::: Data records

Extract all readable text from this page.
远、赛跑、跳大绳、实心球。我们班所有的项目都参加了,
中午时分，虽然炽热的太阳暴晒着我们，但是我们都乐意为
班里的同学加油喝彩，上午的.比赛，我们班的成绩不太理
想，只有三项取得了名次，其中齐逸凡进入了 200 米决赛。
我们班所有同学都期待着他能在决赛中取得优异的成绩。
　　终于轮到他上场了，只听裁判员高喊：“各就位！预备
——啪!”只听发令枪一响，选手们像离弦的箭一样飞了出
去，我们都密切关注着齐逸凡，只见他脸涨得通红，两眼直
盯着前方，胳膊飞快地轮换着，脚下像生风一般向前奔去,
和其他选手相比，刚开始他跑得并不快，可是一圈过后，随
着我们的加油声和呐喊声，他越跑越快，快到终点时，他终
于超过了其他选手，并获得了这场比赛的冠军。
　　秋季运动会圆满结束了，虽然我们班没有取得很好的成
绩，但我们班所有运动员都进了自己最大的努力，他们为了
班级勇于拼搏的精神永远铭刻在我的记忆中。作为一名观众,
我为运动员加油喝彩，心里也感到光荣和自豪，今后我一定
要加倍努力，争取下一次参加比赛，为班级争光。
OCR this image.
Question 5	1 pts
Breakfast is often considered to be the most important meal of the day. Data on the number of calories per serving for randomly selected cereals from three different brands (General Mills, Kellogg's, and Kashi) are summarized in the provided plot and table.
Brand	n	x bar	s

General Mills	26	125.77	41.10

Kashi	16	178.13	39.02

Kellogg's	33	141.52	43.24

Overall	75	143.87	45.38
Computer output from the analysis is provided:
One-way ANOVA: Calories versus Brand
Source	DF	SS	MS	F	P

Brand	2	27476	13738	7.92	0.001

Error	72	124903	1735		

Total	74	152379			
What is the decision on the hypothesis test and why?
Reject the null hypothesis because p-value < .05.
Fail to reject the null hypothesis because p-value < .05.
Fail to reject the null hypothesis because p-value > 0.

::::::
::: Data records

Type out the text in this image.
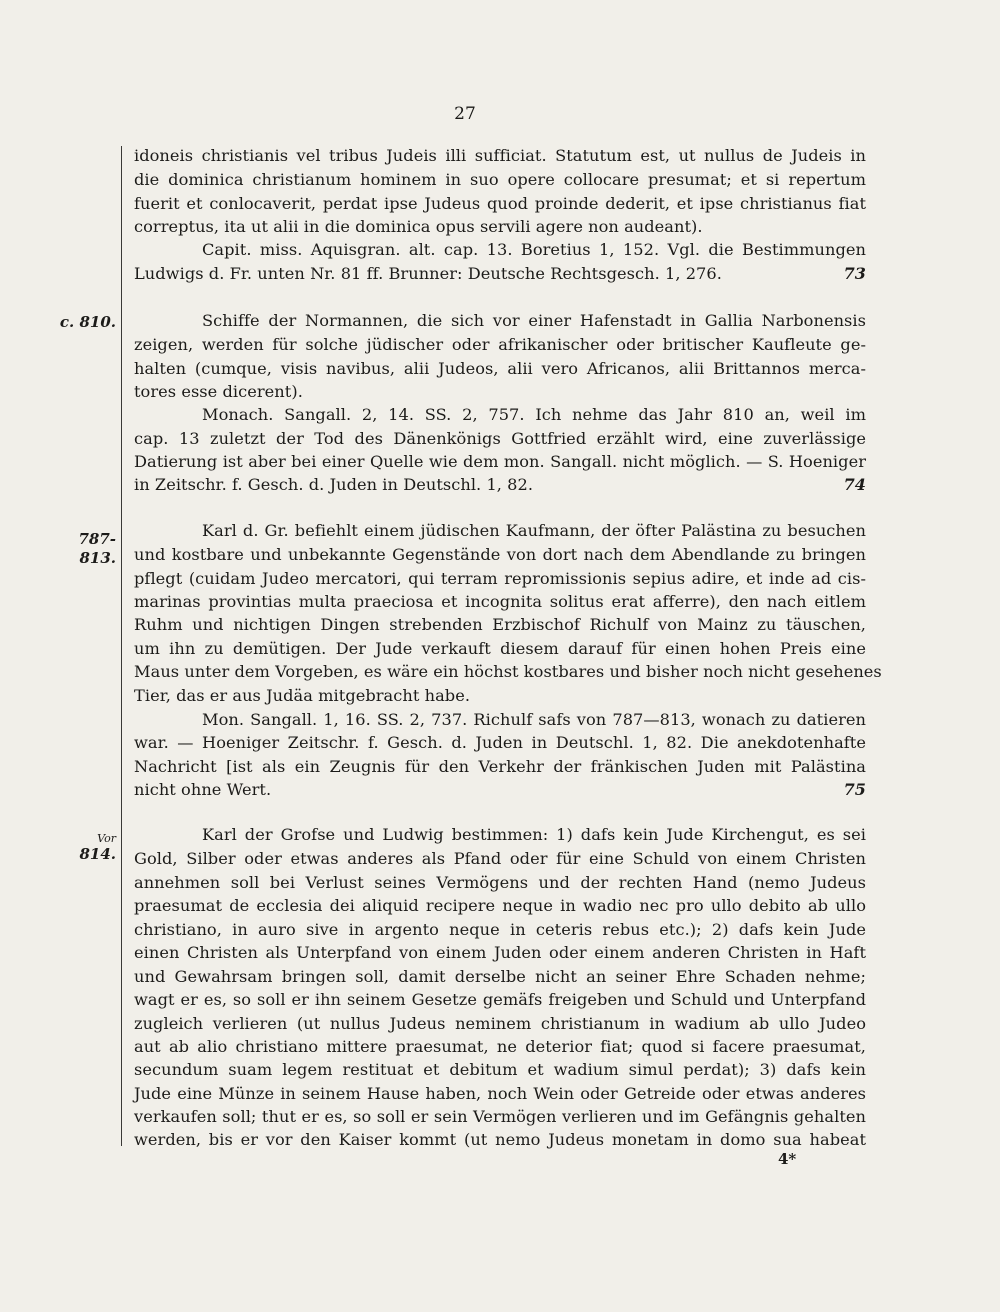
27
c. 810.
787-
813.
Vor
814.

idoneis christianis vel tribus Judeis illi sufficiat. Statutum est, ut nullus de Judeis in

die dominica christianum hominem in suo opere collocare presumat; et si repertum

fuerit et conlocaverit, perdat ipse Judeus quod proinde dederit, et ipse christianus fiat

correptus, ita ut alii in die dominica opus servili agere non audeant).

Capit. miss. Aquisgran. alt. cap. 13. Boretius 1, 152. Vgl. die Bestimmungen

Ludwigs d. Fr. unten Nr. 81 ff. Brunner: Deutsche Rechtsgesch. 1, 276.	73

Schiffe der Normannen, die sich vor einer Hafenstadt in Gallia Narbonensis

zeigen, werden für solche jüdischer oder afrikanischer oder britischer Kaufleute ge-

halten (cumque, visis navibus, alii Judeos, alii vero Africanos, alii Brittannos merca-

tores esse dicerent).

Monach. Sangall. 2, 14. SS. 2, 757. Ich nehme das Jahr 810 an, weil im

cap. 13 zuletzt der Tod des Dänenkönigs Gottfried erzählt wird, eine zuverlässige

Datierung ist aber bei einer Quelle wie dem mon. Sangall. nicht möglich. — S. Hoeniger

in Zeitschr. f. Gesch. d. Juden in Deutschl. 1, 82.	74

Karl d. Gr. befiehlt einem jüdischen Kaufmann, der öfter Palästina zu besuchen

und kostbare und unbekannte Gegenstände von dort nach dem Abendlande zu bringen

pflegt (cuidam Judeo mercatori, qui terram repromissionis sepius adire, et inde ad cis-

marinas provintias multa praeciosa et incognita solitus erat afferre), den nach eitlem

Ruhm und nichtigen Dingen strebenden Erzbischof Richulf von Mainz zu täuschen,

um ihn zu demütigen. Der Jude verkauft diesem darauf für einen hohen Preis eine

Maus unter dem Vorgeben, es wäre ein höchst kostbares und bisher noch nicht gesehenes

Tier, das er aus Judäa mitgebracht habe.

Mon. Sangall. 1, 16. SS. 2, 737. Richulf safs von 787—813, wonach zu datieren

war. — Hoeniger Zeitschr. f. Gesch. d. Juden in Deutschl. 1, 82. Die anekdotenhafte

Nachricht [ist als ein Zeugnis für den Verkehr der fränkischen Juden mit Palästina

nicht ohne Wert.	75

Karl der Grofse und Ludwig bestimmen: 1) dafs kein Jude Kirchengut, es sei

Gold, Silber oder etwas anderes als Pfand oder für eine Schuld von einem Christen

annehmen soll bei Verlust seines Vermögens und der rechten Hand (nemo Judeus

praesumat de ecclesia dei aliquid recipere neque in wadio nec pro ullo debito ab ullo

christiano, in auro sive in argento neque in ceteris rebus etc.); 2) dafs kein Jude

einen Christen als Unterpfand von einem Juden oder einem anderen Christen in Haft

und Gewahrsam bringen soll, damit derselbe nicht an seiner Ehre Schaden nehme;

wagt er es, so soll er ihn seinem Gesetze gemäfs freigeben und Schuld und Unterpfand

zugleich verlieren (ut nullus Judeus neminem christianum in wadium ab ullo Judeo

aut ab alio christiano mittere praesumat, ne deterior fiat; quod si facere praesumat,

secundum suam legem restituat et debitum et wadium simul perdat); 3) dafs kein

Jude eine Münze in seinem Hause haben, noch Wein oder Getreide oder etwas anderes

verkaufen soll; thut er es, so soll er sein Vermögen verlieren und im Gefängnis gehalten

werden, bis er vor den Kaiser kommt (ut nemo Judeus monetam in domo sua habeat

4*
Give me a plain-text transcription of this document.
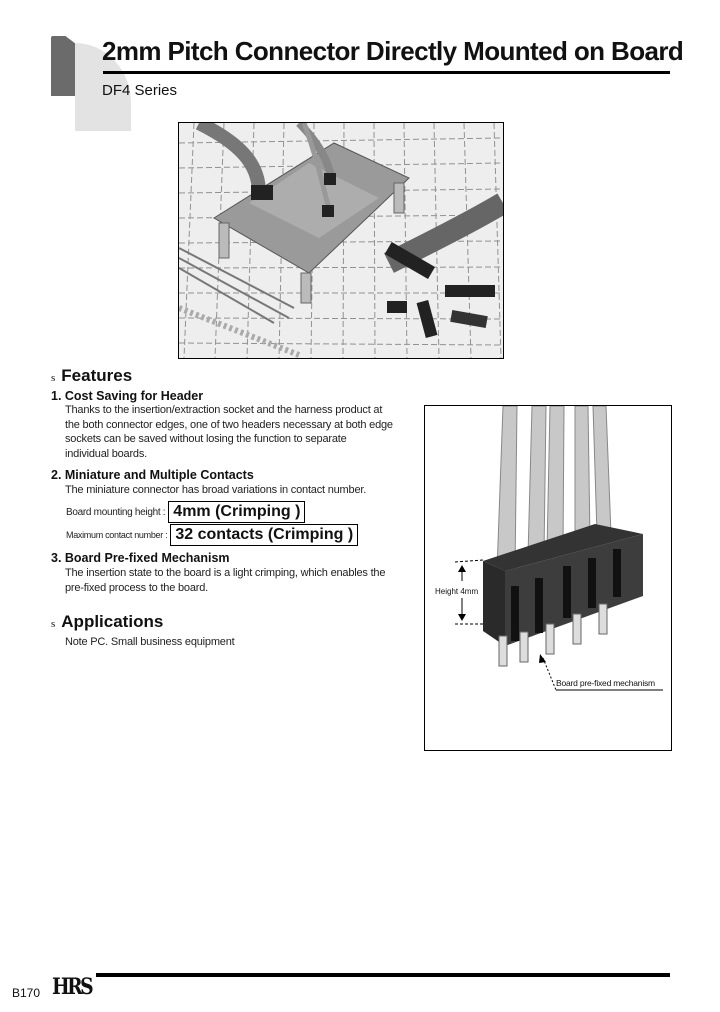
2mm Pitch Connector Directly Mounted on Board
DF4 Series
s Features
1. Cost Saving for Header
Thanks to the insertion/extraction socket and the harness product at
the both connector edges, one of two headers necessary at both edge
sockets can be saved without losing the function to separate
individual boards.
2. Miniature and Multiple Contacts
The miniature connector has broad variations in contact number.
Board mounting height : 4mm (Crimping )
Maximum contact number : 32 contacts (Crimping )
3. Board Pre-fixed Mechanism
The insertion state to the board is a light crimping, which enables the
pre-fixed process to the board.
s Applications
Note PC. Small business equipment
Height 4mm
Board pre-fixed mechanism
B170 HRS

::::::
::: Data records

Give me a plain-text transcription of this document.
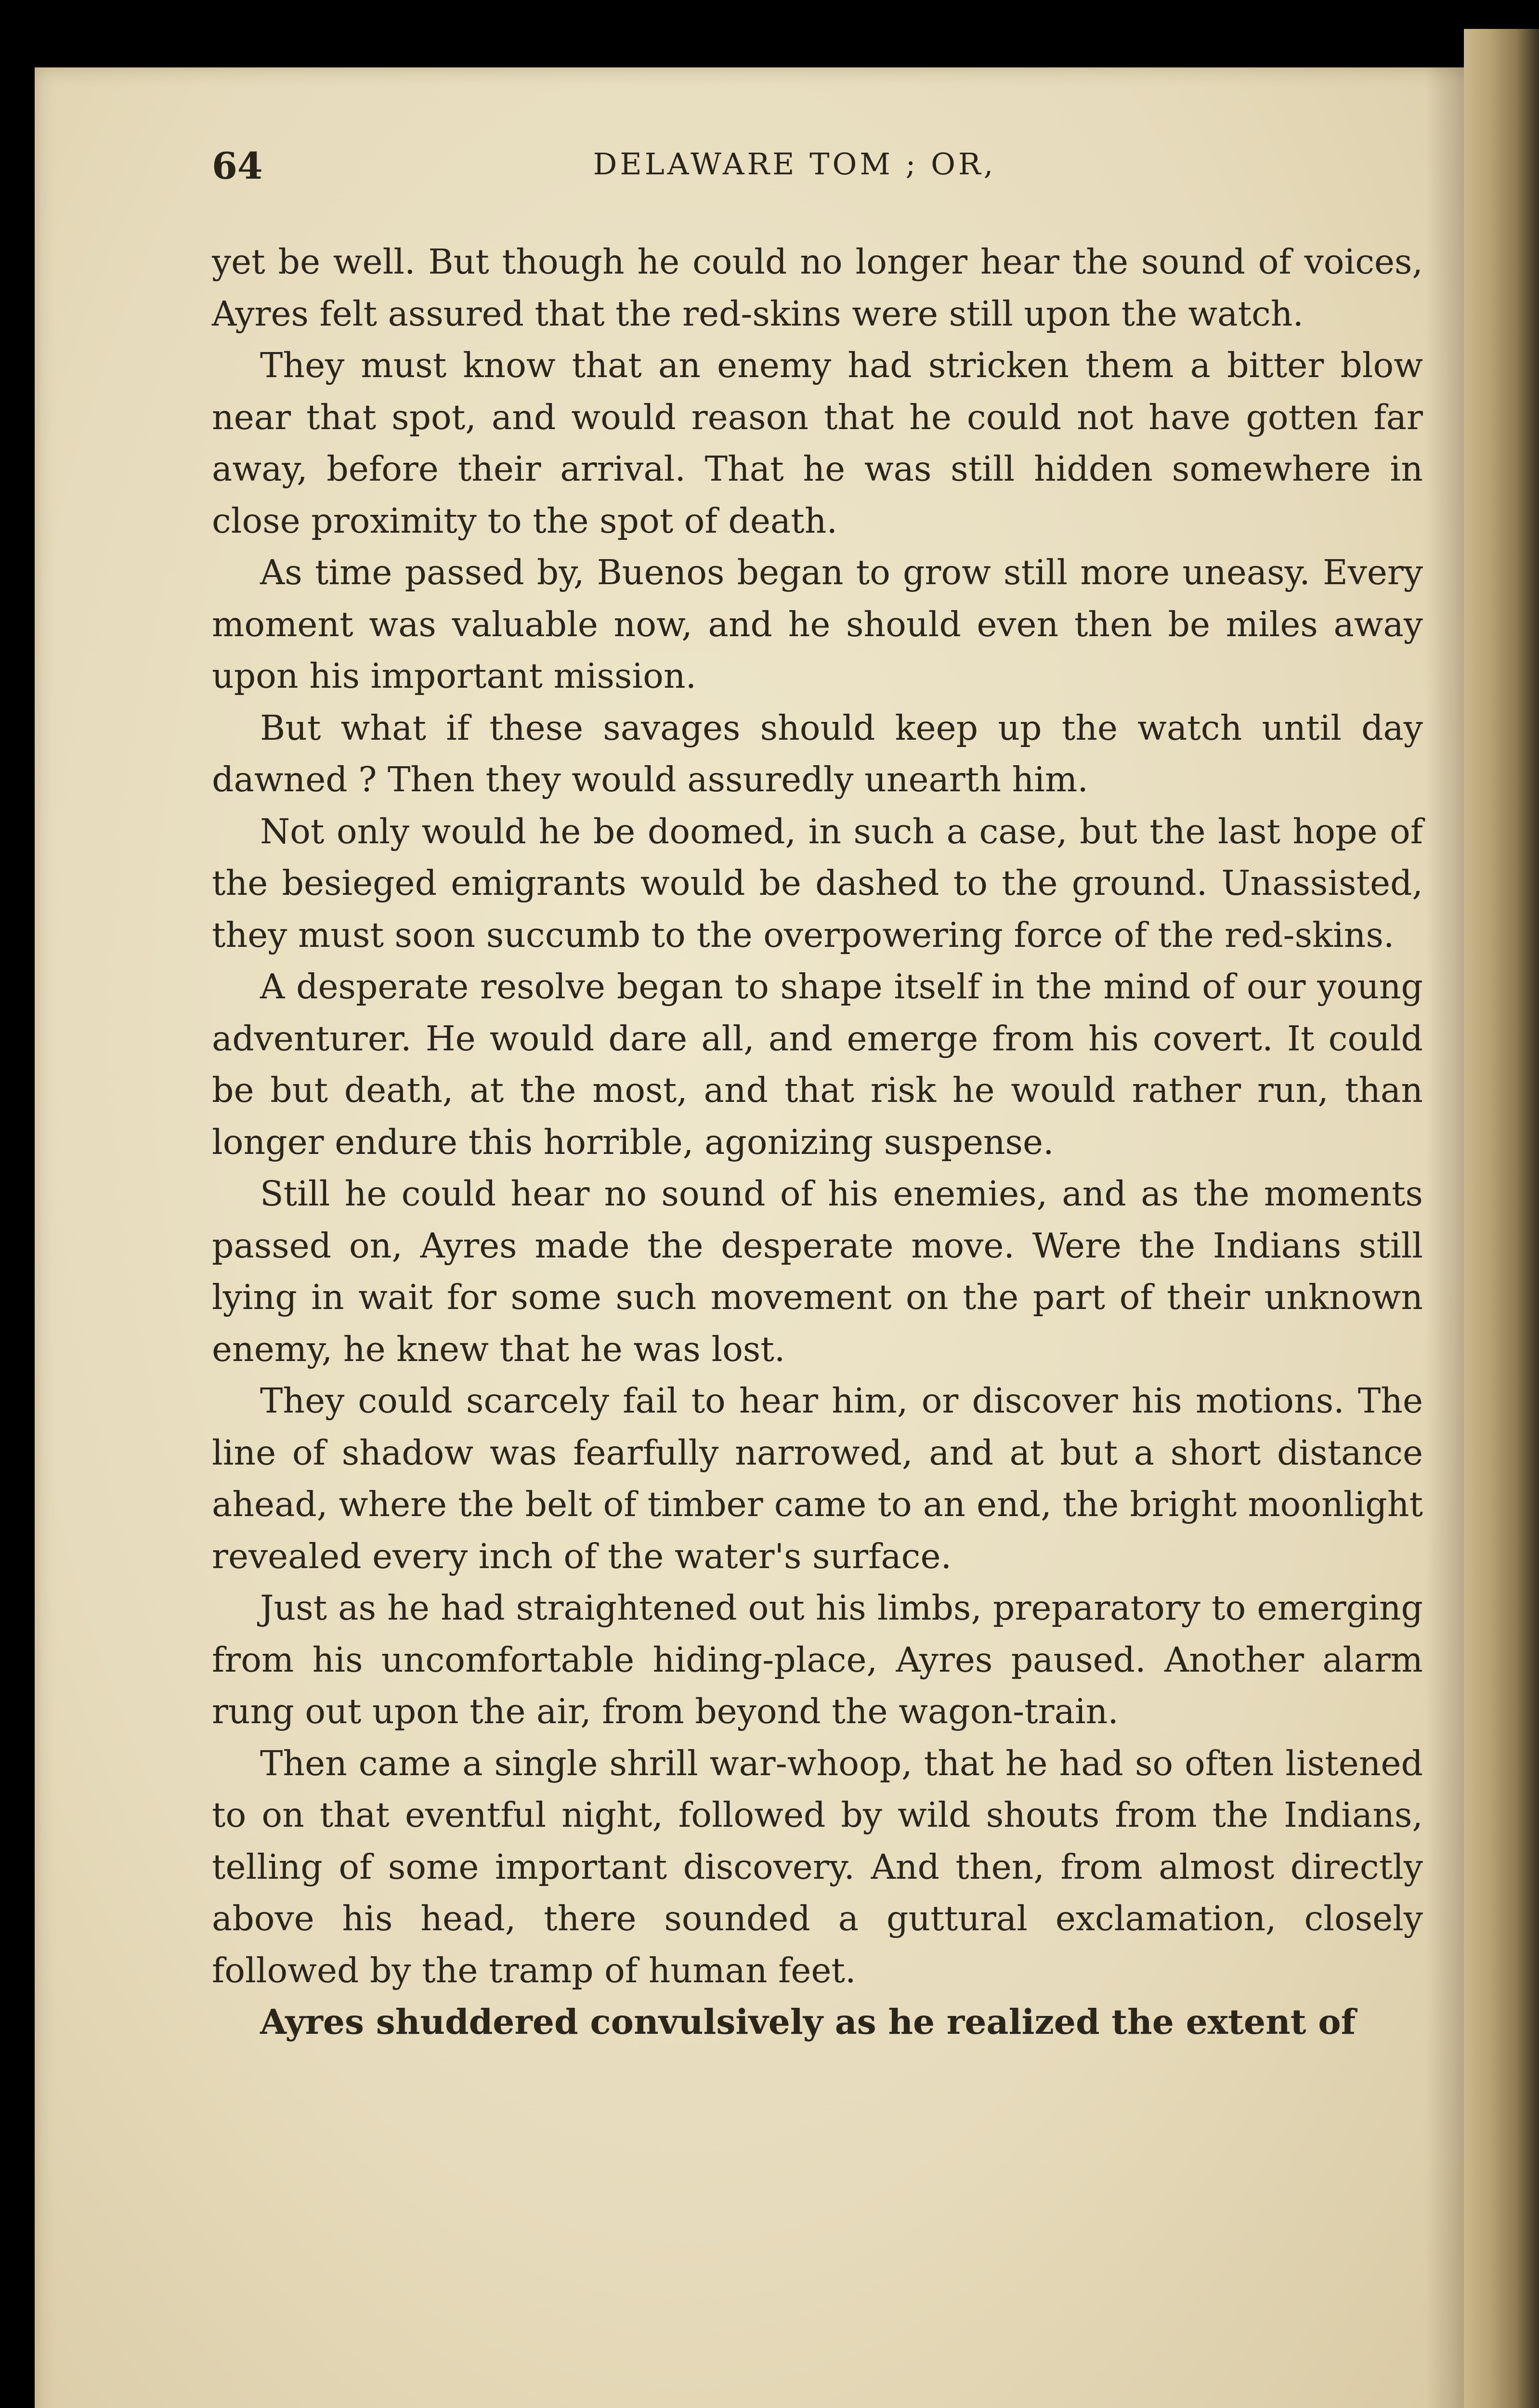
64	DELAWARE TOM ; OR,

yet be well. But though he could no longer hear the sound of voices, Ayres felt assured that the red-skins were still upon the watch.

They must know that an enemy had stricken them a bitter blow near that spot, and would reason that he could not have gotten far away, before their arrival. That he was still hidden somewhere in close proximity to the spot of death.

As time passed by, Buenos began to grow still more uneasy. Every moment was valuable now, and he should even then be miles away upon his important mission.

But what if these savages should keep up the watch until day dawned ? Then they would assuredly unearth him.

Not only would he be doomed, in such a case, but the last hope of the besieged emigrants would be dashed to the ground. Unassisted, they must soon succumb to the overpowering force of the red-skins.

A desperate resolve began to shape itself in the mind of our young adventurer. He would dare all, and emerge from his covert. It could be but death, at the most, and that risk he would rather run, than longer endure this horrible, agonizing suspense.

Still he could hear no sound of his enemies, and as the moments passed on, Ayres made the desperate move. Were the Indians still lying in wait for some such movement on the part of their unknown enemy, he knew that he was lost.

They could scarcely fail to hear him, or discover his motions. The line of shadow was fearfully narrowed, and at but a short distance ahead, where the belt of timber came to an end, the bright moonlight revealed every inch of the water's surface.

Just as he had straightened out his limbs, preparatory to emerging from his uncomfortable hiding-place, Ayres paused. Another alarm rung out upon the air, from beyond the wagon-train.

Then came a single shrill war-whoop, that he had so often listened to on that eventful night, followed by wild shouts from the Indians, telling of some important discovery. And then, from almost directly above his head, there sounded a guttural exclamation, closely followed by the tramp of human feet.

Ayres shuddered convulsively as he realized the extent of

::::::

▶ _Directive_:
Check each line above for the string "alii" and show the ones that have it.

▶ _Solution to the exercise_:
correptus, ita ut alii in die dominica opus servili agere non audeant).
halten (cumque, visis navibus, alii Judeos, alii vero Africanos, alii Brittannos merca-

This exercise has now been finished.